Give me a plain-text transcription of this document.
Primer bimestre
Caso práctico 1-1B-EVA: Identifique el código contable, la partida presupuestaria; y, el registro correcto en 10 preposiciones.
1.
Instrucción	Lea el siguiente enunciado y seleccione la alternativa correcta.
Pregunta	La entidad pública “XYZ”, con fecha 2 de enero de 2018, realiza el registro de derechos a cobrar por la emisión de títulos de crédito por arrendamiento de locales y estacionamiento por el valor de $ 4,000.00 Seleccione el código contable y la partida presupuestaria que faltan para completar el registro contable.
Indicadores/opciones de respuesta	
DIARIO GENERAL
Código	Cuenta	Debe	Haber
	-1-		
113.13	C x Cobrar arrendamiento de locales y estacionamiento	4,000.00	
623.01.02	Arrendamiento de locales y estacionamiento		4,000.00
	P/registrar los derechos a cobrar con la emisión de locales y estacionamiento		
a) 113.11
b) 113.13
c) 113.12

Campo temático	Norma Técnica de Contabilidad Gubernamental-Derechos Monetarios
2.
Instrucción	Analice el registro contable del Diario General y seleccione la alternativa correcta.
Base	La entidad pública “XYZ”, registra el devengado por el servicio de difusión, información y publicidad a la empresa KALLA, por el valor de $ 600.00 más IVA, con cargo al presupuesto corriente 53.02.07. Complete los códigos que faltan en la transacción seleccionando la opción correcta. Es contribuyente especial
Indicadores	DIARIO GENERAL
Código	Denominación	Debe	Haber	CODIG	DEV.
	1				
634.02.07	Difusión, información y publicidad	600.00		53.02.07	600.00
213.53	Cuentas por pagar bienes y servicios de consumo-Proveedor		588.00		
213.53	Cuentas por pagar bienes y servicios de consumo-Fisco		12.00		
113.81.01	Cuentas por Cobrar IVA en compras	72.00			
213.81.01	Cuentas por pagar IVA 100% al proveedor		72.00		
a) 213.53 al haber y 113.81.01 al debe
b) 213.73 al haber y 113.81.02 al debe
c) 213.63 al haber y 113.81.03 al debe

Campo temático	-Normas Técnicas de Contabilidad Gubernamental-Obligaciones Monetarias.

Objective →
Lines of the material that contain the word "emisión" are to be gathered.

Written solution →
Pregunta	La entidad pública “XYZ”, con fecha 2 de enero de 2018, realiza el registro de derechos a cobrar por la emisión de títulos de crédito por arrendamiento de locales y estacionamiento por el valor de $ 4,000.00 Seleccione el código contable y la partida presupuestaria que faltan para completar el registro contable.
	P/registrar los derechos a cobrar con la emisión de locales y estacionamiento		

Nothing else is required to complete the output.